--- BEGIN ---

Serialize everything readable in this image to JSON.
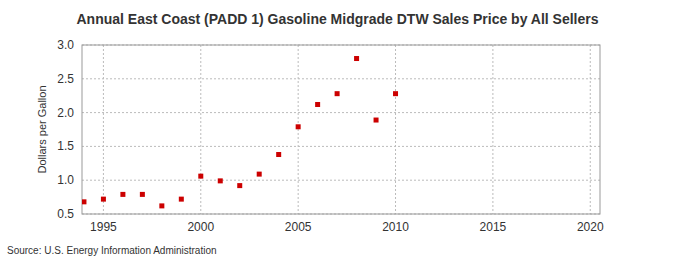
{
  "chart_data": {
    "type": "scatter",
    "title": "Annual East Coast (PADD 1) Gasoline Midgrade DTW Sales Price by All Sellers",
    "y_label": "Dollars per Gallon",
    "source": "Source: U.S. Energy Information Administration",
    "x": [
      1994,
      1995,
      1996,
      1997,
      1998,
      1999,
      2000,
      2001,
      2002,
      2003,
      2004,
      2005,
      2006,
      2007,
      2008,
      2009,
      2010
    ],
    "values": [
      0.68,
      0.72,
      0.79,
      0.79,
      0.62,
      0.72,
      1.06,
      0.99,
      0.92,
      1.09,
      1.38,
      1.79,
      2.12,
      2.28,
      2.8,
      1.89,
      2.28
    ],
    "color": "#cc0000",
    "marker": "square",
    "xlim": [
      1993.9,
      2020.5
    ],
    "xticks": [
      1995,
      2000,
      2005,
      2010,
      2015,
      2020
    ],
    "ylim": [
      0.5,
      3.0
    ],
    "yticks": [
      0.5,
      {
        "value": 1,
        "label": "1.0"
      },
      1.5,
      {
        "value": 2,
        "label": "2.0"
      },
      2.5,
      {
        "value": 3,
        "label": "3.0"
      }
    ],
    "grid": true
  }
}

--- END ---

## WHAT IS BEING ASKED
Transcribe the listing in full. Omit the pictures and keep every line exact.

## THE ANSWER
Serialize everything readable in this image to JSON.
{
  "chart_data": {
    "type": "scatter",
    "title": "Annual East Coast (PADD 1) Gasoline Midgrade DTW Sales Price by All Sellers",
    "y_label": "Dollars per Gallon",
    "source": "Source: U.S. Energy Information Administration",
    "x": [
      1994,
      1995,
      1996,
      1997,
      1998,
      1999,
      2000,
      2001,
      2002,
      2003,
      2004,
      2005,
      2006,
      2007,
      2008,
      2009,
      2010
    ],
    "values": [
      0.68,
      0.72,
      0.79,
      0.79,
      0.62,
      0.72,
      1.06,
      0.99,
      0.92,
      1.09,
      1.38,
      1.79,
      2.12,
      2.28,
      2.8,
      1.89,
      2.28
    ],
    "color": "#cc0000",
    "marker": "square",
    "xlim": [
      1993.9,
      2020.5
    ],
    "xticks": [
      1995,
      2000,
      2005,
      2010,
      2015,
      2020
    ],
    "ylim": [
      0.5,
      3.0
    ],
    "yticks": [
      0.5,
      {
        "value": 1,
        "label": "1.0"
      },
      1.5,
      {
        "value": 2,
        "label": "2.0"
      },
      2.5,
      {
        "value": 3,
        "label": "3.0"
      }
    ],
    "grid": true
  }
}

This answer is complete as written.